Rows:

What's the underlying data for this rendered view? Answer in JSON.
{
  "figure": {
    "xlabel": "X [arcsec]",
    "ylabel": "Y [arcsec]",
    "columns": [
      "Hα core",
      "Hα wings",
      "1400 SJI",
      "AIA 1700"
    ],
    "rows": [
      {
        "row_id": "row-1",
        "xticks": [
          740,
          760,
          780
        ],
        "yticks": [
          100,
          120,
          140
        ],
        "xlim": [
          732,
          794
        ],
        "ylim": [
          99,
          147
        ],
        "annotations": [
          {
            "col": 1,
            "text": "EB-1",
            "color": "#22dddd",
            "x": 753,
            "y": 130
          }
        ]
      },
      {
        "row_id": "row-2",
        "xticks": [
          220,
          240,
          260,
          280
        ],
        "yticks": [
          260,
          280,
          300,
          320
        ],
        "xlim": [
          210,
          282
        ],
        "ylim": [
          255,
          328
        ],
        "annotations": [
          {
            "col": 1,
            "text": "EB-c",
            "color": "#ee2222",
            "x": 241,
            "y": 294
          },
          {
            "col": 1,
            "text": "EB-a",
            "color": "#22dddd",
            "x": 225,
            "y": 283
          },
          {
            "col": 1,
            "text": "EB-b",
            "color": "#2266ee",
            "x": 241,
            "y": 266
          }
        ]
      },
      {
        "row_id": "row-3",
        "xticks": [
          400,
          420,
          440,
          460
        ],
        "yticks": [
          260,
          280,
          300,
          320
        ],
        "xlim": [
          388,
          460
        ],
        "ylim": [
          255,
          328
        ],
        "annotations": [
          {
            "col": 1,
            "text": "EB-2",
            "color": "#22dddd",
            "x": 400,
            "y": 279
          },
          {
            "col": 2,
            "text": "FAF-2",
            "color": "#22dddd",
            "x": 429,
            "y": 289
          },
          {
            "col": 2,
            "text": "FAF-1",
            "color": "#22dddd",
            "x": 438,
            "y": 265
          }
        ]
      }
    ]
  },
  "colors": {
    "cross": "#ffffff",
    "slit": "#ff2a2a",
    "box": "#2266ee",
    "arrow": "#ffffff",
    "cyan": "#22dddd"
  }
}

What you should do:
Transcribe all of the lines in the records precisely.

Task response:
What's the underlying data for this rendered view? Answer in JSON.
{
  "figure": {
    "xlabel": "X [arcsec]",
    "ylabel": "Y [arcsec]",
    "columns": [
      "Hα core",
      "Hα wings",
      "1400 SJI",
      "AIA 1700"
    ],
    "rows": [
      {
        "row_id": "row-1",
        "xticks": [
          740,
          760,
          780
        ],
        "yticks": [
          100,
          120,
          140
        ],
        "xlim": [
          732,
          794
        ],
        "ylim": [
          99,
          147
        ],
        "annotations": [
          {
            "col": 1,
            "text": "EB-1",
            "color": "#22dddd",
            "x": 753,
            "y": 130
          }
        ]
      },
      {
        "row_id": "row-2",
        "xticks": [
          220,
          240,
          260,
          280
        ],
        "yticks": [
          260,
          280,
          300,
          320
        ],
        "xlim": [
          210,
          282
        ],
        "ylim": [
          255,
          328
        ],
        "annotations": [
          {
            "col": 1,
            "text": "EB-c",
            "color": "#ee2222",
            "x": 241,
            "y": 294
          },
          {
            "col": 1,
            "text": "EB-a",
            "color": "#22dddd",
            "x": 225,
            "y": 283
          },
          {
            "col": 1,
            "text": "EB-b",
            "color": "#2266ee",
            "x": 241,
            "y": 266
          }
        ]
      },
      {
        "row_id": "row-3",
        "xticks": [
          400,
          420,
          440,
          460
        ],
        "yticks": [
          260,
          280,
          300,
          320
        ],
        "xlim": [
          388,
          460
        ],
        "ylim": [
          255,
          328
        ],
        "annotations": [
          {
            "col": 1,
            "text": "EB-2",
            "color": "#22dddd",
            "x": 400,
            "y": 279
          },
          {
            "col": 2,
            "text": "FAF-2",
            "color": "#22dddd",
            "x": 429,
            "y": 289
          },
          {
            "col": 2,
            "text": "FAF-1",
            "color": "#22dddd",
            "x": 438,
            "y": 265
          }
        ]
      }
    ]
  },
  "colors": {
    "cross": "#ffffff",
    "slit": "#ff2a2a",
    "box": "#2266ee",
    "arrow": "#ffffff",
    "cyan": "#22dddd"
  }
}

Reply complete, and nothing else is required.